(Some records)
╭──

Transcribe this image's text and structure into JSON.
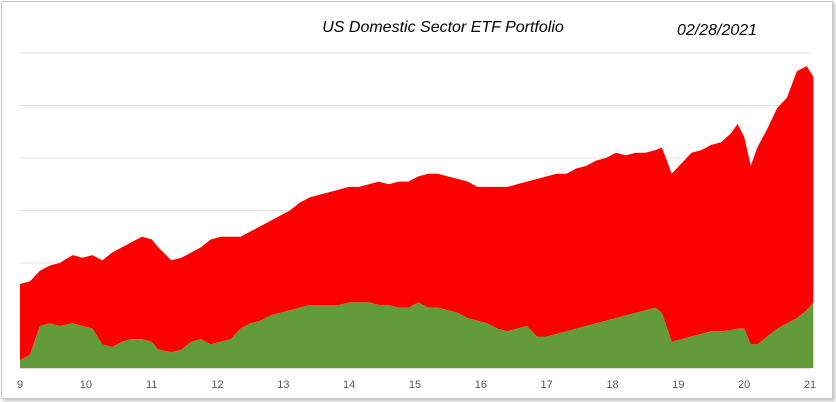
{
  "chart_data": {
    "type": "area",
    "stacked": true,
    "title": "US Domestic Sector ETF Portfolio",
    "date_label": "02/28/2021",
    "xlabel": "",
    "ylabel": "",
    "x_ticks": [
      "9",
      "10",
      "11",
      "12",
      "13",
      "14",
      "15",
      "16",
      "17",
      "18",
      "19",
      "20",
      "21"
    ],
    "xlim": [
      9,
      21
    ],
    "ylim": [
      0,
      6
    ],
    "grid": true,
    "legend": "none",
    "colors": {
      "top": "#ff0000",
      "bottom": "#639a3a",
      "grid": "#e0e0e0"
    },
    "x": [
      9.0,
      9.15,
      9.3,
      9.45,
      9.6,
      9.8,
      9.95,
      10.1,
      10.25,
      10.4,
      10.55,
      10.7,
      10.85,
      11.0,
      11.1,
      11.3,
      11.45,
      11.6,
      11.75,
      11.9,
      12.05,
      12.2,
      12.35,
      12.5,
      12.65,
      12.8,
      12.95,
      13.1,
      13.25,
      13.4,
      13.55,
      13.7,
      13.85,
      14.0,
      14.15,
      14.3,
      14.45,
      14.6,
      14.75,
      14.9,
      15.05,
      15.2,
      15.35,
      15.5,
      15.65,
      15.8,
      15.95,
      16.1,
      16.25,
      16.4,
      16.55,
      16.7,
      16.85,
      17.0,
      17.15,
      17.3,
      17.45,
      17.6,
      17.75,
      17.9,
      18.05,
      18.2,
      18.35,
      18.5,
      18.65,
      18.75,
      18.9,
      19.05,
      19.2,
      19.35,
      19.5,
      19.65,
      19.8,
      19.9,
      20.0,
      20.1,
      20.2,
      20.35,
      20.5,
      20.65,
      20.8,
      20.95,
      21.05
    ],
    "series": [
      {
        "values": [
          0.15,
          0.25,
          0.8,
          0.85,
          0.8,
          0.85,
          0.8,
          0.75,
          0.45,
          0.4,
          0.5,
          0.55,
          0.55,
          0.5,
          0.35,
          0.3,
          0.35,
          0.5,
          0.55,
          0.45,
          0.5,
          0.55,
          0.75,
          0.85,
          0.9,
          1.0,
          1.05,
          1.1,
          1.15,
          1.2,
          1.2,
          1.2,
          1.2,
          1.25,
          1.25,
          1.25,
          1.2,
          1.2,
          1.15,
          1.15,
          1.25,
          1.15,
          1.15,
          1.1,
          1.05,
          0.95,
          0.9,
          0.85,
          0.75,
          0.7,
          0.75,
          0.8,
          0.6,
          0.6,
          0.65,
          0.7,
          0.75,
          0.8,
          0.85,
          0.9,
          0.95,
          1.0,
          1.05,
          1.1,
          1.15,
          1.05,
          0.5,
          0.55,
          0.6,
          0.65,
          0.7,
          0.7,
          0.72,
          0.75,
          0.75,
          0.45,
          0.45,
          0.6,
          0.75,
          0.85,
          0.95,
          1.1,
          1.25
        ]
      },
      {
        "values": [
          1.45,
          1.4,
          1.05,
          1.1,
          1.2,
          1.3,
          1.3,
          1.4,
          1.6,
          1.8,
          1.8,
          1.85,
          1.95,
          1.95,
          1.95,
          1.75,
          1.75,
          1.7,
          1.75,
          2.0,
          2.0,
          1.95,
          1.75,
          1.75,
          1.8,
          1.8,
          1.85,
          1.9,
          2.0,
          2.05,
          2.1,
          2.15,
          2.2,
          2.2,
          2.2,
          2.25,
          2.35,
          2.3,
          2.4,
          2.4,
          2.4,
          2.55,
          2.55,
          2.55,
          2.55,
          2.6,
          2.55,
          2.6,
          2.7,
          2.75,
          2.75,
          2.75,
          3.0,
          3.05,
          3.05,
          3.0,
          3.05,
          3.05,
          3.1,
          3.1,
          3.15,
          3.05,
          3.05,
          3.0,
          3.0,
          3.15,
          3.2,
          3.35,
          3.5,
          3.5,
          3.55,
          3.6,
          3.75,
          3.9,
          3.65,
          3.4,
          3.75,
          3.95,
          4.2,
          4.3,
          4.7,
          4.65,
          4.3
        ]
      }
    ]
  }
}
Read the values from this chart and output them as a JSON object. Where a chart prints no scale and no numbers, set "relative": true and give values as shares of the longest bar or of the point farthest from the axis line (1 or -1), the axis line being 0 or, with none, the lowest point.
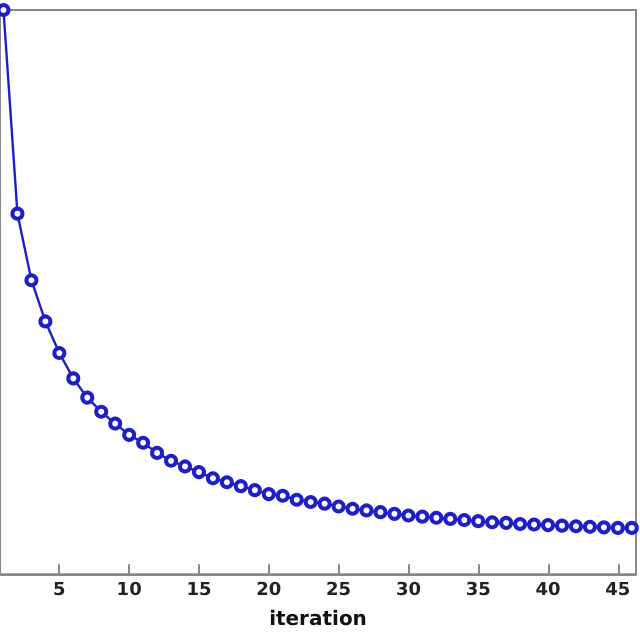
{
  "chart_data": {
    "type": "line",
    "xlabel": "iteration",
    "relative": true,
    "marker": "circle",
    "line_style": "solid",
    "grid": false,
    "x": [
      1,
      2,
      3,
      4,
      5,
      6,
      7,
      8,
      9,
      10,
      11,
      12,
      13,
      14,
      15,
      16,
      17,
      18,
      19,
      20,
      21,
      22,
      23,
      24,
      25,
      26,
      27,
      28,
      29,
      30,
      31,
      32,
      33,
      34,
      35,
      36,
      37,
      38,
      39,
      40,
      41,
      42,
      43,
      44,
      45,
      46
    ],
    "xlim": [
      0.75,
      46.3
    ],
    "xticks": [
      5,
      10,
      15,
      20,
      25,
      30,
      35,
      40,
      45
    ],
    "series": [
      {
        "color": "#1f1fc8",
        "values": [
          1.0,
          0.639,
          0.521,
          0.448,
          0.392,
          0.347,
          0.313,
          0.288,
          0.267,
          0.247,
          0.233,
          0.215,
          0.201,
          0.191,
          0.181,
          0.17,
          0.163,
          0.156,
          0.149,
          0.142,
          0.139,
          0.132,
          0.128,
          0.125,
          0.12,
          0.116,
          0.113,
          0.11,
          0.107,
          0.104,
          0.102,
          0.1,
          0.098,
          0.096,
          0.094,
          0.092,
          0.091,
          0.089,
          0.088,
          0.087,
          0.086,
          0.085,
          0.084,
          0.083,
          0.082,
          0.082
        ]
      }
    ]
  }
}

╰──

*What to do*
Look above for every line with the word "relative" and copy it.

*Written answer*
Read the values from this chart and output them as a JSON object. Where a chart prints no scale and no numbers, set "relative": true and give values as shares of the longest bar or of the point farthest from the axis line (1 or -1), the axis line being 0 or, with none, the lowest point.
    "relative": true,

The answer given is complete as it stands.